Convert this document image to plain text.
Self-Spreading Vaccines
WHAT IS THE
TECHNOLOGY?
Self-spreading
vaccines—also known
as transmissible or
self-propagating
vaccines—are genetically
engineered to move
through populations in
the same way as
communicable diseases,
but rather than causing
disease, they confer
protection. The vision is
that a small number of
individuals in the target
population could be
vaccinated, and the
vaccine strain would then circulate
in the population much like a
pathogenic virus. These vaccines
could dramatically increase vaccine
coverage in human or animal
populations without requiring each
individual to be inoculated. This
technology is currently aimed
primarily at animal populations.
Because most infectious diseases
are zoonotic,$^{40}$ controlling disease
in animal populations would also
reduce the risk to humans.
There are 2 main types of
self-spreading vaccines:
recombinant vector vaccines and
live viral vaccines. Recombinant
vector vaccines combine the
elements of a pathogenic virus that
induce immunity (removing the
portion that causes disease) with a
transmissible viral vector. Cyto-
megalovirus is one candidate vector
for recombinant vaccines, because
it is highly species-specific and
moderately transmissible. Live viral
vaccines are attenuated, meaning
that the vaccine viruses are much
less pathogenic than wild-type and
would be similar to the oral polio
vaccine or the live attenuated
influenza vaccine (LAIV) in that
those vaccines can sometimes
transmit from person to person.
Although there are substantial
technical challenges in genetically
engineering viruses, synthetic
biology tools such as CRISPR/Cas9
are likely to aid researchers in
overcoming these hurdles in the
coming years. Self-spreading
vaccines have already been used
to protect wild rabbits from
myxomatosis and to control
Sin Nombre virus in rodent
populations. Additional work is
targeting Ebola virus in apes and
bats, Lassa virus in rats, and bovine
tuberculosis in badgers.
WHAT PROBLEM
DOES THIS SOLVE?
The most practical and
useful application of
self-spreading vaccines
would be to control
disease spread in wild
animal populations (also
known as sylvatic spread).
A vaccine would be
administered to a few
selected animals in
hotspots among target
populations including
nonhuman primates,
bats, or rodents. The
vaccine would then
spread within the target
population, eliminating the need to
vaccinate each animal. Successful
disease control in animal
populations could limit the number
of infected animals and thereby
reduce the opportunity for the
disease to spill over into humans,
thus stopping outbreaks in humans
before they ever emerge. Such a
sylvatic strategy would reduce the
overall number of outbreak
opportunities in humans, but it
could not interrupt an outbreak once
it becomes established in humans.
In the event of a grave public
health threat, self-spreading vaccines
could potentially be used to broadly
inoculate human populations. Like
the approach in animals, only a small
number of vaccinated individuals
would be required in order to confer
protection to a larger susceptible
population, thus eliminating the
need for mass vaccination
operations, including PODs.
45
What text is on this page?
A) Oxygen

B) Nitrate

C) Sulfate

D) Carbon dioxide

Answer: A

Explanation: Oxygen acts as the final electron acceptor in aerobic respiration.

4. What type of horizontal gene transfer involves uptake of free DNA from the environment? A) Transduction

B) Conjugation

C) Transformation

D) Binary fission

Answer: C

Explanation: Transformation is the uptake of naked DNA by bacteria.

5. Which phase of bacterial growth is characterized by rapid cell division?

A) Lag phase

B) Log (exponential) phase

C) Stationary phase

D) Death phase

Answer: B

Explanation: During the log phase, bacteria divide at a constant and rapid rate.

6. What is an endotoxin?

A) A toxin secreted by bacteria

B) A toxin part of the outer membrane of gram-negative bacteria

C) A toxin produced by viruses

━━━━

- _Task instructions_
For the word "bats", please say how many lines in the entries hold it, with only the number as the reply.

- _Result of the task_
2